::: MATERIAL SHOWN

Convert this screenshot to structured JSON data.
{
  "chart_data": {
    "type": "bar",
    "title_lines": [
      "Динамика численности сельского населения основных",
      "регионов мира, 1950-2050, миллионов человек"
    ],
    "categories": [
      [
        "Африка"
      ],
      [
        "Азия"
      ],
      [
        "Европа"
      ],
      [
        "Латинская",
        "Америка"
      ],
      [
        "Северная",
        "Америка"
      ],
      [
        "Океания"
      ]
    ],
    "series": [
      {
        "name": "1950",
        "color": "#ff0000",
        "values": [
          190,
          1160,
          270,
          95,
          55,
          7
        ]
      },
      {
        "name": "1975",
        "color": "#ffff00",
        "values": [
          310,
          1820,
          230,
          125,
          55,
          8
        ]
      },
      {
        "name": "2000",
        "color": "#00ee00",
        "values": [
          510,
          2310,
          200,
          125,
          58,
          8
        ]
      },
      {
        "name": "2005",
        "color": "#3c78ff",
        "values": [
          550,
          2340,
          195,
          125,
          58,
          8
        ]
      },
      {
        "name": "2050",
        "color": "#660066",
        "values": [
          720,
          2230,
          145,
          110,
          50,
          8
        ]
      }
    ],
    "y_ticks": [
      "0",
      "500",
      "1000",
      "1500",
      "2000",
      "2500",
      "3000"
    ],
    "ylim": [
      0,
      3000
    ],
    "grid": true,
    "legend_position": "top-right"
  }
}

::::::

**DIRECTION**
Report back each line of the entries that holds the string "color".

**ANSWER TO THIS TASK**
        "color": "#ff0000",
        "color": "#ffff00",
        "color": "#00ee00",
        "color": "#3c78ff",
        "color": "#660066",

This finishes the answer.